- Work to do -
Extract all records. Keep each one exact.

- Listed entries -

--*--

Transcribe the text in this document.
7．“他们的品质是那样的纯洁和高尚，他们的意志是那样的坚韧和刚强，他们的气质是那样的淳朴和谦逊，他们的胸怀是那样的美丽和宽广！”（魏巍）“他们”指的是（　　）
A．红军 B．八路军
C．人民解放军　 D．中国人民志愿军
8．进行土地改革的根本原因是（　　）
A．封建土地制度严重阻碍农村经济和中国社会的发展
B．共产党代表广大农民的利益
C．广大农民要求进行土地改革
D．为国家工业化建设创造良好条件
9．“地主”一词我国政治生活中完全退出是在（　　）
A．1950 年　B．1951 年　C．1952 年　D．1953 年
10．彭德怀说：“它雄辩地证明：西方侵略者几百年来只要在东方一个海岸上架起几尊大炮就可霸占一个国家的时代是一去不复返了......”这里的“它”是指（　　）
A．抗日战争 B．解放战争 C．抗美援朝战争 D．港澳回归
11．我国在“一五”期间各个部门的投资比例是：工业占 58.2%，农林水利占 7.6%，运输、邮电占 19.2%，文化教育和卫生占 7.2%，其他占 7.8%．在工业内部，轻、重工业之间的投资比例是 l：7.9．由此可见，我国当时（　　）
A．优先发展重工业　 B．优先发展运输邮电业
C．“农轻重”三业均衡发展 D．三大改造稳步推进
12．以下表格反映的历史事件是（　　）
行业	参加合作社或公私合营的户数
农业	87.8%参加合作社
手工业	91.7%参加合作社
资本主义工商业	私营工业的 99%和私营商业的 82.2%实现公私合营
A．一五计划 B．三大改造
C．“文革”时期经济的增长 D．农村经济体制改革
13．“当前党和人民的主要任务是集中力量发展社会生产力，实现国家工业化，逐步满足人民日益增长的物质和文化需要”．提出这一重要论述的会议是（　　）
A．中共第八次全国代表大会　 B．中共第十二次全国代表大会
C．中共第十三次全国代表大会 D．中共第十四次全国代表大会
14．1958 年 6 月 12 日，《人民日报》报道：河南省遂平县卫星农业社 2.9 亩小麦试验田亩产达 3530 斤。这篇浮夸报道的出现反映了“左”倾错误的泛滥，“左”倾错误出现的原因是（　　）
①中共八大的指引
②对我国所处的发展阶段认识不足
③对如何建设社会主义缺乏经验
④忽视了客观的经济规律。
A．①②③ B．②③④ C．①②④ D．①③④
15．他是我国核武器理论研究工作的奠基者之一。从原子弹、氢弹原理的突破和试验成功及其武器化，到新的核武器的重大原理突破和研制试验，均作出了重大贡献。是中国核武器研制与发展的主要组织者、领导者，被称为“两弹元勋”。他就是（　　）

--*--

- Exercise solution -
Transcribe the text in this document.
7．“他们的品质是那样的纯洁和高尚，他们的意志是那样的坚韧和刚强，他们的气质是那样的淳朴和谦逊，他们的胸怀是那样的美丽和宽广！”（魏巍）“他们”指的是（　　）
A．红军 B．八路军
C．人民解放军　 D．中国人民志愿军
8．进行土地改革的根本原因是（　　）
A．封建土地制度严重阻碍农村经济和中国社会的发展
B．共产党代表广大农民的利益
C．广大农民要求进行土地改革
D．为国家工业化建设创造良好条件
9．“地主”一词我国政治生活中完全退出是在（　　）
A．1950 年　B．1951 年　C．1952 年　D．1953 年
10．彭德怀说：“它雄辩地证明：西方侵略者几百年来只要在东方一个海岸上架起几尊大炮就可霸占一个国家的时代是一去不复返了......”这里的“它”是指（　　）
A．抗日战争 B．解放战争 C．抗美援朝战争 D．港澳回归
11．我国在“一五”期间各个部门的投资比例是：工业占 58.2%，农林水利占 7.6%，运输、邮电占 19.2%，文化教育和卫生占 7.2%，其他占 7.8%．在工业内部，轻、重工业之间的投资比例是 l：7.9．由此可见，我国当时（　　）
A．优先发展重工业　 B．优先发展运输邮电业
C．“农轻重”三业均衡发展 D．三大改造稳步推进
12．以下表格反映的历史事件是（　　）
行业	参加合作社或公私合营的户数
农业	87.8%参加合作社
手工业	91.7%参加合作社
资本主义工商业	私营工业的 99%和私营商业的 82.2%实现公私合营
A．一五计划 B．三大改造
C．“文革”时期经济的增长 D．农村经济体制改革
13．“当前党和人民的主要任务是集中力量发展社会生产力，实现国家工业化，逐步满足人民日益增长的物质和文化需要”．提出这一重要论述的会议是（　　）
A．中共第八次全国代表大会　 B．中共第十二次全国代表大会
C．中共第十三次全国代表大会 D．中共第十四次全国代表大会
14．1958 年 6 月 12 日，《人民日报》报道：河南省遂平县卫星农业社 2.9 亩小麦试验田亩产达 3530 斤。这篇浮夸报道的出现反映了“左”倾错误的泛滥，“左”倾错误出现的原因是（　　）
①中共八大的指引
②对我国所处的发展阶段认识不足
③对如何建设社会主义缺乏经验
④忽视了客观的经济规律。
A．①②③ B．②③④ C．①②④ D．①③④
15．他是我国核武器理论研究工作的奠基者之一。从原子弹、氢弹原理的突破和试验成功及其武器化，到新的核武器的重大原理突破和研制试验，均作出了重大贡献。是中国核武器研制与发展的主要组织者、领导者，被称为“两弹元勋”。他就是（　　）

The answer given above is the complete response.